*** Materials provided
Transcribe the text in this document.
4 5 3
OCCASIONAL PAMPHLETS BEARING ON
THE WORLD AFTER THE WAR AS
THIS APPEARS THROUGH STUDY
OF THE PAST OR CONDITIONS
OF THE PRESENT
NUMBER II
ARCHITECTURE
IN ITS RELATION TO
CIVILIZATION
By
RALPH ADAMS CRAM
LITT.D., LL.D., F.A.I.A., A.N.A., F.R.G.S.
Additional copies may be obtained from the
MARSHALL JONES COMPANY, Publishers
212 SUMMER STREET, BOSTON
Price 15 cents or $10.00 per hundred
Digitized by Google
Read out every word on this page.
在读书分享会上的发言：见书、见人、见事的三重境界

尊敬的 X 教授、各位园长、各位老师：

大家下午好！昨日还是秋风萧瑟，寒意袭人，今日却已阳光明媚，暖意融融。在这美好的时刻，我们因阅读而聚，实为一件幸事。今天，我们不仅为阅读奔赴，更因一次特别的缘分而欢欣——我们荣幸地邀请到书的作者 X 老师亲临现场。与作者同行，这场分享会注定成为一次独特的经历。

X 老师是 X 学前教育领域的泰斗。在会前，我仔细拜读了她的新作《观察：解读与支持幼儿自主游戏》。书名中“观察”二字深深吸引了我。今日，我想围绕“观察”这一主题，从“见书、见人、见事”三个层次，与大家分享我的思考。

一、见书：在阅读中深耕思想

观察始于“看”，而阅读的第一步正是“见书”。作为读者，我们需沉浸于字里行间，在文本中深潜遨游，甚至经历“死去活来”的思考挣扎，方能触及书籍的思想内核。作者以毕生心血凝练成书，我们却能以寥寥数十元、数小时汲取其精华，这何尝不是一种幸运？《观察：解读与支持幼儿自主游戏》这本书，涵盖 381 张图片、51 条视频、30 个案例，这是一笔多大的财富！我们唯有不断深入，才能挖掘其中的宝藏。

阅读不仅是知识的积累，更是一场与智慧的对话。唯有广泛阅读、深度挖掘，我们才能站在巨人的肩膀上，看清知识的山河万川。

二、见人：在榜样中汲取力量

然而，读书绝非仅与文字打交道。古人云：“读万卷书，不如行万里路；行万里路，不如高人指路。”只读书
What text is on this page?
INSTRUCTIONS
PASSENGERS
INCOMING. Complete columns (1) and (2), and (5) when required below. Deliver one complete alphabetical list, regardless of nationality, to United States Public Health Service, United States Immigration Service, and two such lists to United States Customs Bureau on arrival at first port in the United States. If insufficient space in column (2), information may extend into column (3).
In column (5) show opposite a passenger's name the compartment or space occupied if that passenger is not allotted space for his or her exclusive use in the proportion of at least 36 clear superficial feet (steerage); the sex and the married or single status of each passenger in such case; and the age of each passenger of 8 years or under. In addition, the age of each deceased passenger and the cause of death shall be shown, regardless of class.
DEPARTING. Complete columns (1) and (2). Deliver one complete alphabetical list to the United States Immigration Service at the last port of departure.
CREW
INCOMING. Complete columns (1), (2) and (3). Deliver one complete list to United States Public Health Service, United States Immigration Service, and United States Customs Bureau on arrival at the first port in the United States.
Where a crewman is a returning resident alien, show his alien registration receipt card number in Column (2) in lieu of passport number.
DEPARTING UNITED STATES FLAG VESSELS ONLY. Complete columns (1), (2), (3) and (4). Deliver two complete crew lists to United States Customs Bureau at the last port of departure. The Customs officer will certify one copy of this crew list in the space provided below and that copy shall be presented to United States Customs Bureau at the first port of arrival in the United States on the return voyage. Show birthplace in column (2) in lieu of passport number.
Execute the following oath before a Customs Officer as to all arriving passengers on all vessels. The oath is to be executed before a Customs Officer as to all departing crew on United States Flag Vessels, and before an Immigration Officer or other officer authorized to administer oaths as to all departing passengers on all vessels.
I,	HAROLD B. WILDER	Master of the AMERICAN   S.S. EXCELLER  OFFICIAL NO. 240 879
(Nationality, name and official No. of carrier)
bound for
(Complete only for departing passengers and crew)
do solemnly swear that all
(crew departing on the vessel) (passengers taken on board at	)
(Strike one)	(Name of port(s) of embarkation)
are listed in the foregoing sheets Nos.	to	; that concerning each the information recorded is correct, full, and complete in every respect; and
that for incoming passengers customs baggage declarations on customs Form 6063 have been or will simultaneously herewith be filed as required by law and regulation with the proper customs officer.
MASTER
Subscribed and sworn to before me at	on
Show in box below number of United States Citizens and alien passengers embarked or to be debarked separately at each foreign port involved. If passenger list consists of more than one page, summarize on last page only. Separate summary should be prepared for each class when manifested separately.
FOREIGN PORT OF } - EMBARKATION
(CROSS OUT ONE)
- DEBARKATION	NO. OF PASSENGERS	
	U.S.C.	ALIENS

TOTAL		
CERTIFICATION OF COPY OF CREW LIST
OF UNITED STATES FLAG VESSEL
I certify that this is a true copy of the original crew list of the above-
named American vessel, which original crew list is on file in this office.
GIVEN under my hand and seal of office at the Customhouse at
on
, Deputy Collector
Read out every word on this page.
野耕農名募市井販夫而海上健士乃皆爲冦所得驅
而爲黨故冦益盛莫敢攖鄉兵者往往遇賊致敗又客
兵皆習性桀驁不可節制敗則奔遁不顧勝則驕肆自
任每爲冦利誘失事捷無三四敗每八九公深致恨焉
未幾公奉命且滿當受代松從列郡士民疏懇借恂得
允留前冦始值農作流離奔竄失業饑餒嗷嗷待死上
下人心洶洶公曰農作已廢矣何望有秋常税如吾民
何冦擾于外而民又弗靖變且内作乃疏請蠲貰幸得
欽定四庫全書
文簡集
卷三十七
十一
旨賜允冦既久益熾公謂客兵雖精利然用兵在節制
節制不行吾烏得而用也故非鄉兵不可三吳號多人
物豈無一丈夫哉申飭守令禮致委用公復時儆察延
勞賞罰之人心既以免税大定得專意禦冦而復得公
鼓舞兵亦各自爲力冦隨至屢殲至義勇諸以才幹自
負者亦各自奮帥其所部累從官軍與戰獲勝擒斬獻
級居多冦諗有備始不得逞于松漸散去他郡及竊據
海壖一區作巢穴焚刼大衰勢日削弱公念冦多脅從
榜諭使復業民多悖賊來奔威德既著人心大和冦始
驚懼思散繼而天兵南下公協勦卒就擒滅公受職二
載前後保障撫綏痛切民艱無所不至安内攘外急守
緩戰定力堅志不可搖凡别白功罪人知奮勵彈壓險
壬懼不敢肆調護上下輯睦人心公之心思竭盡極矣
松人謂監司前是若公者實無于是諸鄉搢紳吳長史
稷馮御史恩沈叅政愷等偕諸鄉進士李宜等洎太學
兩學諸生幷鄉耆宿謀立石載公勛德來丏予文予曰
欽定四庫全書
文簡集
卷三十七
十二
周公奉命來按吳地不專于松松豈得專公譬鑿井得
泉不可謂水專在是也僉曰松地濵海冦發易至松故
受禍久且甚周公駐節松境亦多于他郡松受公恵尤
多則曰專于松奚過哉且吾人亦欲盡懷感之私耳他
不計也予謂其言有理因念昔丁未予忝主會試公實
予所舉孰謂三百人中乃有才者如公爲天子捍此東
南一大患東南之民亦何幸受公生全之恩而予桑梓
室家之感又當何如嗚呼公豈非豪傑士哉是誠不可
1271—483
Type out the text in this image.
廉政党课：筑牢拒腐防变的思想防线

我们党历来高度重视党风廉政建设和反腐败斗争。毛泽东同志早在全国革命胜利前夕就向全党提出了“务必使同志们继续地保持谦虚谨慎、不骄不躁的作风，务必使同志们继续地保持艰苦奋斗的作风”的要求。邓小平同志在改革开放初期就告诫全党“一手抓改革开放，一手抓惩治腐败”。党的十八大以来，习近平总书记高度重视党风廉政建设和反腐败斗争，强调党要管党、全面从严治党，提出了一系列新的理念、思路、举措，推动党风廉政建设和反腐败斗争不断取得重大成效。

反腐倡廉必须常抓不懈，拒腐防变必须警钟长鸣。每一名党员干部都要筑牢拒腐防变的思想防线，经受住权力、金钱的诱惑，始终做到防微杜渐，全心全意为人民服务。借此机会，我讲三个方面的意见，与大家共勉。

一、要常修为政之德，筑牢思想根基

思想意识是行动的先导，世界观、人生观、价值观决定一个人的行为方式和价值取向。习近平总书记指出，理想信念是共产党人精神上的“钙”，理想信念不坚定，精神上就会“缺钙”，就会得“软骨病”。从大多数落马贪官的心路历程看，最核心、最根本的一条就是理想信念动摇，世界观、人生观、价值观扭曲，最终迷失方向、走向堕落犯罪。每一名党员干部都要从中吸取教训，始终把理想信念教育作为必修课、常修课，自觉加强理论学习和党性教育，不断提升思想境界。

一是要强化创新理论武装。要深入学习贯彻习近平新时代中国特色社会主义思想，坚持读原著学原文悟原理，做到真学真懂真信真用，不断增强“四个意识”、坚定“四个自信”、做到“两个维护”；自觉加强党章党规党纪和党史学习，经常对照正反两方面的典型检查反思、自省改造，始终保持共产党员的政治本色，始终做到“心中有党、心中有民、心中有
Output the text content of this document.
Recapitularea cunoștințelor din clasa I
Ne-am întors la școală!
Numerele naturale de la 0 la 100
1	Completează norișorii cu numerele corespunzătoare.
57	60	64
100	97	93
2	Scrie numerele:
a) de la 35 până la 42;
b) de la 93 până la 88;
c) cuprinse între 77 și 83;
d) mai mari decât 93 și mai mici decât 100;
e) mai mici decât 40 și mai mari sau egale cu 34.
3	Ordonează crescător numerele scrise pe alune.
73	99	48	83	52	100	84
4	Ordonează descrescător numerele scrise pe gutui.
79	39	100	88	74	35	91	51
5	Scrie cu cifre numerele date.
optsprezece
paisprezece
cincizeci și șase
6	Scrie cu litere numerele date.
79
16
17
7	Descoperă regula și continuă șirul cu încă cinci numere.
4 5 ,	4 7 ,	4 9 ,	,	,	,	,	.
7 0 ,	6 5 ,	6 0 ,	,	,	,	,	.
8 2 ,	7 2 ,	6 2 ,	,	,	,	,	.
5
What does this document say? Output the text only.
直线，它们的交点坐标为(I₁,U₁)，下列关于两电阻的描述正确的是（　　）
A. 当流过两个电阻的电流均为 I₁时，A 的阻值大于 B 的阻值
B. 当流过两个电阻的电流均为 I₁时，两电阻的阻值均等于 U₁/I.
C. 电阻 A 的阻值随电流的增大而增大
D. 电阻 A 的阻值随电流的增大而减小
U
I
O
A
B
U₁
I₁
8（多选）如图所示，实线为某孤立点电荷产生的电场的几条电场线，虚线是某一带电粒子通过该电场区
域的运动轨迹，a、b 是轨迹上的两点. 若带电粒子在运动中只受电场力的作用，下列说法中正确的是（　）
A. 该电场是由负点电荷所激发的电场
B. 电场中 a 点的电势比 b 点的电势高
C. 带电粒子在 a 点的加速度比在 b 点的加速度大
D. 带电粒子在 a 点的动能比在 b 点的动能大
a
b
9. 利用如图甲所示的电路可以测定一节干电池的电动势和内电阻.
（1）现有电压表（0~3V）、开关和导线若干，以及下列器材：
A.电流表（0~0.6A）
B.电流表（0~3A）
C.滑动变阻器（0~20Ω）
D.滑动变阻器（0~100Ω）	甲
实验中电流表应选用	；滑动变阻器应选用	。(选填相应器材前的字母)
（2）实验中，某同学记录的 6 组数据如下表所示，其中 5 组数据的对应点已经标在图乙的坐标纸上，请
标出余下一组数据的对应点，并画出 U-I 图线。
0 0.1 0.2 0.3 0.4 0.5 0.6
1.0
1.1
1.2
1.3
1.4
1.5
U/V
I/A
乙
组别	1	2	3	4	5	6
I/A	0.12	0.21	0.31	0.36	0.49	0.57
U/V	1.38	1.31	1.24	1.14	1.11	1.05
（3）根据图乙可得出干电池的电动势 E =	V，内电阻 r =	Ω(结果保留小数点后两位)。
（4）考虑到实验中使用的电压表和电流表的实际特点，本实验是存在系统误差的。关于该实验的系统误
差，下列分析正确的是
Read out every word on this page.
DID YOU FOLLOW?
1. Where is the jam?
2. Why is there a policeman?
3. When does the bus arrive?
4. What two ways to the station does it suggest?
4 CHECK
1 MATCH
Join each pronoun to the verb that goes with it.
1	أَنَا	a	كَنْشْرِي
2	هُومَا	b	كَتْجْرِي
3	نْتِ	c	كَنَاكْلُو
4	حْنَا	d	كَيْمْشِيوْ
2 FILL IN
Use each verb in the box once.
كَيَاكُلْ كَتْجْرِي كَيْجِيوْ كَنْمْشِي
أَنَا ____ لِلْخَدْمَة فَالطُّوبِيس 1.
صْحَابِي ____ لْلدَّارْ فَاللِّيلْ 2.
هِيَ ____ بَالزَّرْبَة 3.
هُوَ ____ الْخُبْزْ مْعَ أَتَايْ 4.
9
******
*Given problem*
Return all lines of the material above in which the word "certify" occurs.

*Result of this exercise*
DEPARTING UNITED STATES FLAG VESSELS ONLY. Complete columns (1), (2), (3) and (4). Deliver two complete crew lists to United States Customs Bureau at the last port of departure. The Customs officer will certify one copy of this crew list in the space provided below and that copy shall be presented to United States Customs Bureau at the first port of arrival in the United States on the return voyage. Show birthplace in column (2) in lieu of passport number.
I certify that this is a true copy of the original crew list of the above-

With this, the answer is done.